● Extracted information:
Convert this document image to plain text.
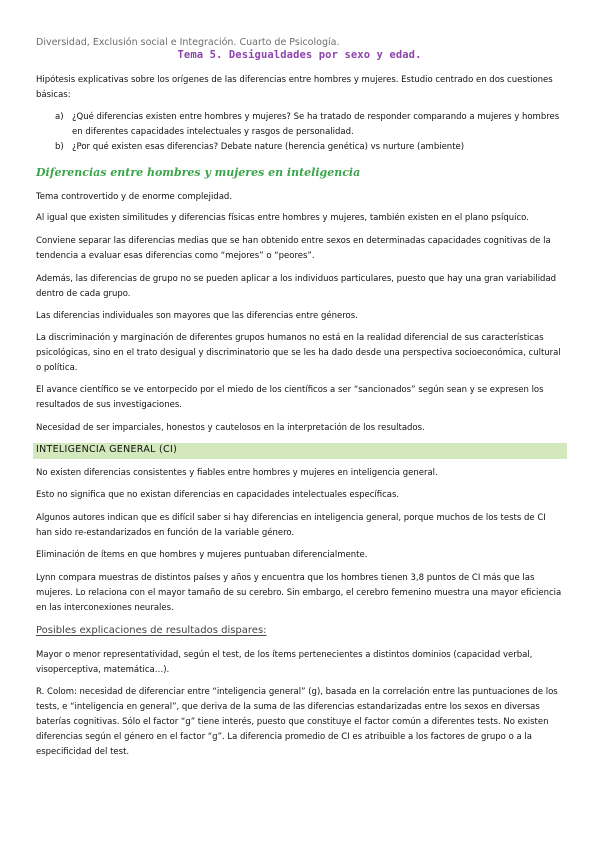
Diversidad, Exclusión social e Integración. Cuarto de Psicología.
Tema 5. Desigualdades por sexo y edad.

Hipótesis explicativas sobre los orígenes de las diferencias entre hombres y mujeres. Estudio centrado en dos cuestiones básicas:

a) ¿Qué diferencias existen entre hombres y mujeres? Se ha tratado de responder comparando a mujeres y hombres en diferentes capacidades intelectuales y rasgos de personalidad.
b) ¿Por qué existen esas diferencias? Debate nature (herencia genética) vs nurture (ambiente)
Diferencias entre hombres y mujeres en inteligencia

Tema controvertido y de enorme complejidad.

Al igual que existen similitudes y diferencias físicas entre hombres y mujeres, también existen en el plano psíquico.

Conviene separar las diferencias medias que se han obtenido entre sexos en determinadas capacidades cognitivas de la tendencia a evaluar esas diferencias como “mejores” o “peores”.

Además, las diferencias de grupo no se pueden aplicar a los individuos particulares, puesto que hay una gran variabilidad dentro de cada grupo.

Las diferencias individuales son mayores que las diferencias entre géneros.

La discriminación y marginación de diferentes grupos humanos no está en la realidad diferencial de sus características psicológicas, sino en el trato desigual y discriminatorio que se les ha dado desde una perspectiva socioeconómica, cultural o política.

El avance científico se ve entorpecido por el miedo de los científicos a ser “sancionados” según sean y se expresen los resultados de sus investigaciones.

Necesidad de ser imparciales, honestos y cautelosos en la interpretación de los resultados.

INTELIGENCIA GENERAL (CI)

No existen diferencias consistentes y fiables entre hombres y mujeres en inteligencia general.

Esto no significa que no existan diferencias en capacidades intelectuales específicas.

Algunos autores indican que es difícil saber si hay diferencias en inteligencia general, porque muchos de los tests de CI han sido re-estandarizados en función de la variable género.

Eliminación de ítems en que hombres y mujeres puntuaban diferencialmente.

Lynn compara muestras de distintos países y años y encuentra que los hombres tienen 3,8 puntos de CI más que las mujeres. Lo relaciona con el mayor tamaño de su cerebro. Sin embargo, el cerebro femenino muestra una mayor eficiencia en las interconexiones neurales.

Posibles explicaciones de resultados dispares:

Mayor o menor representatividad, según el test, de los ítems pertenecientes a distintos dominios (capacidad verbal, visoperceptiva, matemática…).

R. Colom: necesidad de diferenciar entre “inteligencia general” (g), basada en la correlación entre las puntuaciones de los tests, e “inteligencia en general”, que deriva de la suma de las diferencias estandarizadas entre los sexos en diversas baterías cognitivas. Sólo el factor “g” tiene interés, puesto que constituye el factor común a diferentes tests. No existen diferencias según el género en el factor “g”. La diferencia promedio de CI es atribuible a los factores de grupo o a la especificidad del test.
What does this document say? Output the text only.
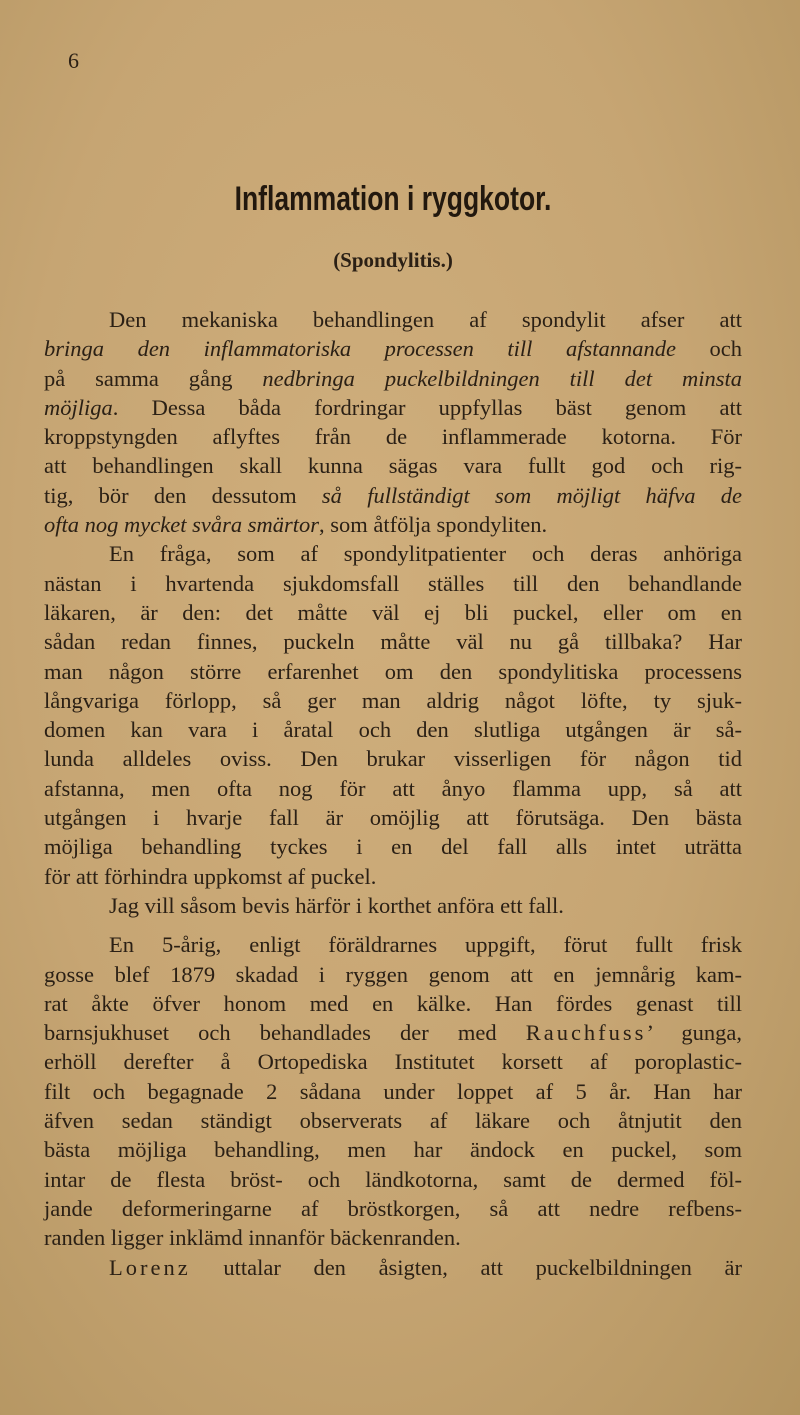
6
Inflammation i ryggkotor.
(Spondylitis.)
Den mekaniska behandlingen af spondylit afser att
bringa den inflammatoriska processen till afstannande och
på samma gång nedbringa puckelbildningen till det minsta
möjliga. Dessa båda fordringar uppfyllas bäst genom att
kroppstyngden aflyftes från de inflammerade kotorna. För
att behandlingen skall kunna sägas vara fullt god och rig-
tig, bör den dessutom så fullständigt som möjligt häfva de
ofta nog mycket svåra smärtor, som åtfölja spondyliten.
En fråga, som af spondylitpatienter och deras anhöriga
nästan i hvartenda sjukdomsfall ställes till den behandlande
läkaren, är den: det måtte väl ej bli puckel, eller om en
sådan redan finnes, puckeln måtte väl nu gå tillbaka? Har
man någon större erfarenhet om den spondylitiska processens
långvariga förlopp, så ger man aldrig något löfte, ty sjuk-
domen kan vara i åratal och den slutliga utgången är så-
lunda alldeles oviss. Den brukar visserligen för någon tid
afstanna, men ofta nog för att ånyo flamma upp, så att
utgången i hvarje fall är omöjlig att förutsäga. Den bästa
möjliga behandling tyckes i en del fall alls intet uträtta
för att förhindra uppkomst af puckel.
Jag vill såsom bevis härför i korthet anföra ett fall.
En 5-årig, enligt föräldrarnes uppgift, förut fullt frisk
gosse blef 1879 skadad i ryggen genom att en jemnårig kam-
rat åkte öfver honom med en kälke. Han fördes genast till
barnsjukhuset och behandlades der med Rauchfuss’ gunga,
erhöll derefter å Ortopediska Institutet korsett af poroplastic-
filt och begagnade 2 sådana under loppet af 5 år. Han har
äfven sedan ständigt observerats af läkare och åtnjutit den
bästa möjliga behandling, men har ändock en puckel, som
intar de flesta bröst- och ländkotorna, samt de dermed föl-
jande deformeringarne af bröstkorgen, så att nedre refbens-
randen ligger inklämd innanför bäckenranden.
Lorenz uttalar den åsigten, att puckelbildningen är
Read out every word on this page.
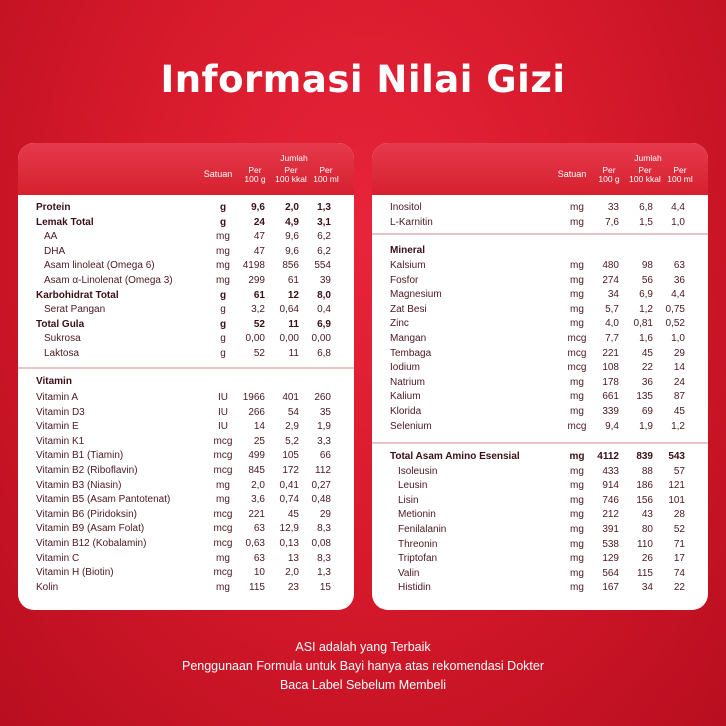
Informasi Nilai Gizi
Satuan
Jumlah
Per
100 g
Per
100 kkal
Per
100 ml
Protein	g	9,6	2,0	1,3
Lemak Total	g	24	4,9	3,1
AA	mg	47	9,6	6,2
DHA	mg	47	9,6	6,2
Asam linoleat (Omega 6)	mg	4198	856	554
Asam α-Linolenat (Omega 3)	mg	299	61	39
Karbohidrat Total	g	61	12	8,0
Serat Pangan	g	3,2	0,64	0,4
Total Gula	g	52	11	6,9
Sukrosa	g	0,00	0,00 0,00
Laktosa	g	52	11	6,8
Vitamin
Vitamin A	IU	1966	401	260
Vitamin D3	IU	266	54	35
Vitamin E	IU	14	2,9	1,9
Vitamin K1	mcg	25	5,2	3,3
Vitamin B1 (Tiamin)	mcg	499	105	66
Vitamin B2 (Riboflavin)	mcg	845	172	112
Vitamin B3 (Niasin)	mg	2,0	0,41 0,27
Vitamin B5 (Asam Pantotenat)	mg	3,6	0,74 0,48
Vitamin B6 (Piridoksin)	mcg	221	45	29
Vitamin B9 (Asam Folat)	mcg	63	12,9	8,3
Vitamin B12 (Kobalamin)	mcg	0,63	0,13 0,08
Vitamin C	mg	63	13	8,3
Vitamin H (Biotin)	mcg	10	2,0	1,3
Kolin	mg	115	23	15
Satuan
Jumlah
Per
100 g
Per
100 kkal
Per
100 ml
Inositol	mg	33	6,8	4,4
L-Karnitin	mg	7,6	1,5	1,0
Mineral
Kalsium	mg	480	98	63
Fosfor	mg	274	56	36
Magnesium	mg	34	6,9	4,4
Zat Besi	mg	5,7	1,2 0,75
Zinc	mg	4,0	0,81 0,52
Mangan	mcg	7,7	1,6	1,0
Tembaga	mcg	221	45	29
Iodium	mcg	108	22	14
Natrium	mg	178	36	24
Kalium	mg	661	135	87
Klorida	mg	339	69	45
Selenium	mcg	9,4	1,9	1,2
Total Asam Amino Esensial	mg	4112	839	543
Isoleusin	mg	433	88	57
Leusin	mg	914	186	121
Lisin	mg	746	156	101
Metionin	mg	212	43	28
Fenilalanin	mg	391	80	52
Threonin	mg	538	110	71
Triptofan	mg	129	26	17
Valin	mg	564	115	74
Histidin	mg	167	34	22
ASI adalah yang Terbaik
Penggunaan Formula untuk Bayi hanya atas rekomendasi Dokter
Baca Label Sebelum Membeli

● Try it:
Please copy out every line of the preceding listing that carries "distintos".

● Solution to this task:
Lynn compara muestras de distintos países y años y encuentra que los hombres tienen 3,8 puntos de CI más que las mujeres. Lo relaciona con el mayor tamaño de su cerebro. Sin embargo, el cerebro femenino muestra una mayor eficiencia en las interconexiones neurales.
Mayor o menor representatividad, según el test, de los ítems pertenecientes a distintos dominios (capacidad verbal, visoperceptiva, matemática…).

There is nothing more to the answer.